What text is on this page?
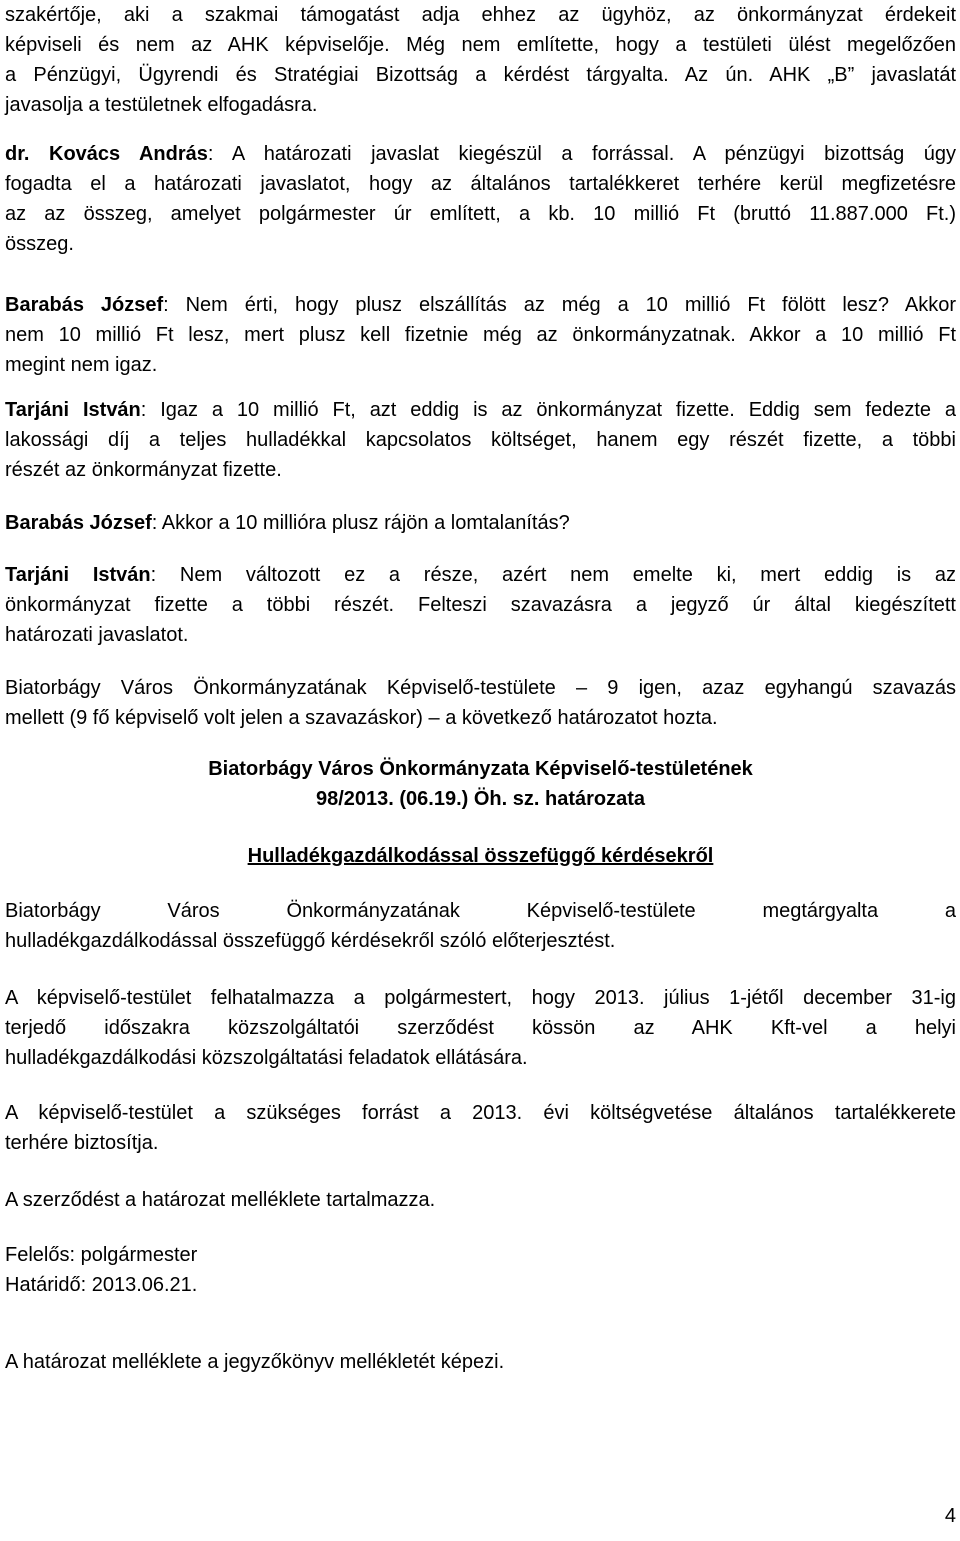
szakértője, aki a szakmai támogatást adja ehhez az ügyhöz, az önkormányzat érdekeit
képviseli és nem az AHK képviselője. Még nem említette, hogy a testületi ülést megelőzően
a Pénzügyi, Ügyrendi és Stratégiai Bizottság a kérdést tárgyalta. Az ún. AHK „B” javaslatát
javasolja a testületnek elfogadásra.
dr. Kovács András: A határozati javaslat kiegészül a forrással. A pénzügyi bizottság úgy
fogadta el a határozati javaslatot, hogy az általános tartalékkeret terhére kerül megfizetésre
az az összeg, amelyet polgármester úr említett, a kb. 10 millió Ft (bruttó 11.887.000 Ft.)
összeg.
Barabás József: Nem érti, hogy plusz elszállítás az még a 10 millió Ft fölött lesz? Akkor
nem 10 millió Ft lesz, mert plusz kell fizetnie még az önkormányzatnak. Akkor a 10 millió Ft
megint nem igaz.
Tarjáni István: Igaz a 10 millió Ft, azt eddig is az önkormányzat fizette. Eddig sem fedezte a
lakossági díj a teljes hulladékkal kapcsolatos költséget, hanem egy részét fizette, a többi
részét az önkormányzat fizette.
Barabás József: Akkor a 10 millióra plusz rájön a lomtalanítás?
Tarjáni István: Nem változott ez a része, azért nem emelte ki, mert eddig is az
önkormányzat fizette a többi részét. Felteszi szavazásra a jegyző úr által kiegészített
határozati javaslatot.
Biatorbágy Város Önkormányzatának Képviselő-testülete – 9 igen, azaz egyhangú szavazás
mellett (9 fő képviselő volt jelen a szavazáskor) – a következő határozatot hozta.
Biatorbágy Város Önkormányzata Képviselő-testületének
98/2013. (06.19.) Öh. sz. határozata
Hulladékgazdálkodással összefüggő kérdésekről
Biatorbágy Város Önkormányzatának Képviselő-testülete megtárgyalta a
hulladékgazdálkodással összefüggő kérdésekről szóló előterjesztést.
A képviselő-testület felhatalmazza a polgármestert, hogy 2013. július 1-jétől december 31-ig
terjedő időszakra közszolgáltatói szerződést kössön az AHK Kft-vel a helyi
hulladékgazdálkodási közszolgáltatási feladatok ellátására.
A képviselő-testület a szükséges forrást a 2013. évi költségvetése általános tartalékkerete
terhére biztosítja.
A szerződést a határozat melléklete tartalmazza.
Felelős: polgármester
Határidő: 2013.06.21.
A határozat melléklete a jegyzőkönyv mellékletét képezi.
4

= = = = = = =

#### Task objective
Output nothing but the number of lines in the data containing the string "testülete".

#### Finished answer
2